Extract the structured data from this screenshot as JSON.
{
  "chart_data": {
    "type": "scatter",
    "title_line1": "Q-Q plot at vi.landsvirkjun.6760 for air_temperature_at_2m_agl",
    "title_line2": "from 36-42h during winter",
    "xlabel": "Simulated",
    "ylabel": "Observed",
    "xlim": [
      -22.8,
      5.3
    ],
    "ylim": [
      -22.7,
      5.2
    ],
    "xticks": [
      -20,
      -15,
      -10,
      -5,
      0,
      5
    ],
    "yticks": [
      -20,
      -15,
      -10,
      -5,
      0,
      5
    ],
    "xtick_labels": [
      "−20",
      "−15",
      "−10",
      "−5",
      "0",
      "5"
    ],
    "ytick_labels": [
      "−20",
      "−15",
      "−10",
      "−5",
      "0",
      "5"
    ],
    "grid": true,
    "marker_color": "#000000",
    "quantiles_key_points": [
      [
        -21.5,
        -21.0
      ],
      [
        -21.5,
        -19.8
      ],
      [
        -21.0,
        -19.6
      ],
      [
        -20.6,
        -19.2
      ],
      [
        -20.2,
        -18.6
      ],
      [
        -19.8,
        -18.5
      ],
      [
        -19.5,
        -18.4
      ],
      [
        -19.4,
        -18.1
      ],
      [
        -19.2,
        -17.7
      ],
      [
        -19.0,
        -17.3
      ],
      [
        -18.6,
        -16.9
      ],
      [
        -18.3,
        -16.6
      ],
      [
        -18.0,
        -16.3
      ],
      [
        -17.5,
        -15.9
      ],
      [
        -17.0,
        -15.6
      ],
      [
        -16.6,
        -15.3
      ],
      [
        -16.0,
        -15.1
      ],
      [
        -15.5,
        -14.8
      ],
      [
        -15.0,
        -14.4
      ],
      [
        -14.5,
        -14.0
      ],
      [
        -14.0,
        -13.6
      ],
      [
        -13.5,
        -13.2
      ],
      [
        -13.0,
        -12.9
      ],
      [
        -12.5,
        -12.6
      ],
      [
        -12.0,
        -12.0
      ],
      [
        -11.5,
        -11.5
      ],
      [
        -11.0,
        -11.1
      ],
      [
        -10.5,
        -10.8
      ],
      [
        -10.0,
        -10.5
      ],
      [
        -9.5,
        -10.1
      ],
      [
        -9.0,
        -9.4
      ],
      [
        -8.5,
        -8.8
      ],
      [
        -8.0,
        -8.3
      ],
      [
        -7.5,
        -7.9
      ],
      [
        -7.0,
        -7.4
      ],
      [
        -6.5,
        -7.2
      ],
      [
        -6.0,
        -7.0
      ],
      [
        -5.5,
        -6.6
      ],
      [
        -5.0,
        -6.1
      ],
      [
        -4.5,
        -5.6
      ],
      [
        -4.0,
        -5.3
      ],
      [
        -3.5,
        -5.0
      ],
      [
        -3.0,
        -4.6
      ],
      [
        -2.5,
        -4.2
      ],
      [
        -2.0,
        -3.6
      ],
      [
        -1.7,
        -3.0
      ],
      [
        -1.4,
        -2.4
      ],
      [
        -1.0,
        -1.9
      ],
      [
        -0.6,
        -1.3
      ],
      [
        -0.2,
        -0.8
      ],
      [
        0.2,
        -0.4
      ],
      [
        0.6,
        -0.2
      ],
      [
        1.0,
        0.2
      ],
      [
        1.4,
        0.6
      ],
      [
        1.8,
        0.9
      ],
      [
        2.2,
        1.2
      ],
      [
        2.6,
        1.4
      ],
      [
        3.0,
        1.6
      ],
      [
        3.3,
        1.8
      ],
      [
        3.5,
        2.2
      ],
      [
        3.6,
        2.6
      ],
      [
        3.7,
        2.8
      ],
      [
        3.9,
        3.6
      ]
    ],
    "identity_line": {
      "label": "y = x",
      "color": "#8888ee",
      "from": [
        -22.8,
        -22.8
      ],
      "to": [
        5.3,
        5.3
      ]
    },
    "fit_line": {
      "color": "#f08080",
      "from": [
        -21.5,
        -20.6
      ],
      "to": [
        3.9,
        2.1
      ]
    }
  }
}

▶ GIVEN REQUEST
Each entry above is to be printed again exactly.

▶ SOLUTION
Extract the structured data from this screenshot as JSON.
{
  "chart_data": {
    "type": "scatter",
    "title_line1": "Q-Q plot at vi.landsvirkjun.6760 for air_temperature_at_2m_agl",
    "title_line2": "from 36-42h during winter",
    "xlabel": "Simulated",
    "ylabel": "Observed",
    "xlim": [
      -22.8,
      5.3
    ],
    "ylim": [
      -22.7,
      5.2
    ],
    "xticks": [
      -20,
      -15,
      -10,
      -5,
      0,
      5
    ],
    "yticks": [
      -20,
      -15,
      -10,
      -5,
      0,
      5
    ],
    "xtick_labels": [
      "−20",
      "−15",
      "−10",
      "−5",
      "0",
      "5"
    ],
    "ytick_labels": [
      "−20",
      "−15",
      "−10",
      "−5",
      "0",
      "5"
    ],
    "grid": true,
    "marker_color": "#000000",
    "quantiles_key_points": [
      [
        -21.5,
        -21.0
      ],
      [
        -21.5,
        -19.8
      ],
      [
        -21.0,
        -19.6
      ],
      [
        -20.6,
        -19.2
      ],
      [
        -20.2,
        -18.6
      ],
      [
        -19.8,
        -18.5
      ],
      [
        -19.5,
        -18.4
      ],
      [
        -19.4,
        -18.1
      ],
      [
        -19.2,
        -17.7
      ],
      [
        -19.0,
        -17.3
      ],
      [
        -18.6,
        -16.9
      ],
      [
        -18.3,
        -16.6
      ],
      [
        -18.0,
        -16.3
      ],
      [
        -17.5,
        -15.9
      ],
      [
        -17.0,
        -15.6
      ],
      [
        -16.6,
        -15.3
      ],
      [
        -16.0,
        -15.1
      ],
      [
        -15.5,
        -14.8
      ],
      [
        -15.0,
        -14.4
      ],
      [
        -14.5,
        -14.0
      ],
      [
        -14.0,
        -13.6
      ],
      [
        -13.5,
        -13.2
      ],
      [
        -13.0,
        -12.9
      ],
      [
        -12.5,
        -12.6
      ],
      [
        -12.0,
        -12.0
      ],
      [
        -11.5,
        -11.5
      ],
      [
        -11.0,
        -11.1
      ],
      [
        -10.5,
        -10.8
      ],
      [
        -10.0,
        -10.5
      ],
      [
        -9.5,
        -10.1
      ],
      [
        -9.0,
        -9.4
      ],
      [
        -8.5,
        -8.8
      ],
      [
        -8.0,
        -8.3
      ],
      [
        -7.5,
        -7.9
      ],
      [
        -7.0,
        -7.4
      ],
      [
        -6.5,
        -7.2
      ],
      [
        -6.0,
        -7.0
      ],
      [
        -5.5,
        -6.6
      ],
      [
        -5.0,
        -6.1
      ],
      [
        -4.5,
        -5.6
      ],
      [
        -4.0,
        -5.3
      ],
      [
        -3.5,
        -5.0
      ],
      [
        -3.0,
        -4.6
      ],
      [
        -2.5,
        -4.2
      ],
      [
        -2.0,
        -3.6
      ],
      [
        -1.7,
        -3.0
      ],
      [
        -1.4,
        -2.4
      ],
      [
        -1.0,
        -1.9
      ],
      [
        -0.6,
        -1.3
      ],
      [
        -0.2,
        -0.8
      ],
      [
        0.2,
        -0.4
      ],
      [
        0.6,
        -0.2
      ],
      [
        1.0,
        0.2
      ],
      [
        1.4,
        0.6
      ],
      [
        1.8,
        0.9
      ],
      [
        2.2,
        1.2
      ],
      [
        2.6,
        1.4
      ],
      [
        3.0,
        1.6
      ],
      [
        3.3,
        1.8
      ],
      [
        3.5,
        2.2
      ],
      [
        3.6,
        2.6
      ],
      [
        3.7,
        2.8
      ],
      [
        3.9,
        3.6
      ]
    ],
    "identity_line": {
      "label": "y = x",
      "color": "#8888ee",
      "from": [
        -22.8,
        -22.8
      ],
      "to": [
        5.3,
        5.3
      ]
    },
    "fit_line": {
      "color": "#f08080",
      "from": [
        -21.5,
        -20.6
      ],
      "to": [
        3.9,
        2.1
      ]
    }
  }
}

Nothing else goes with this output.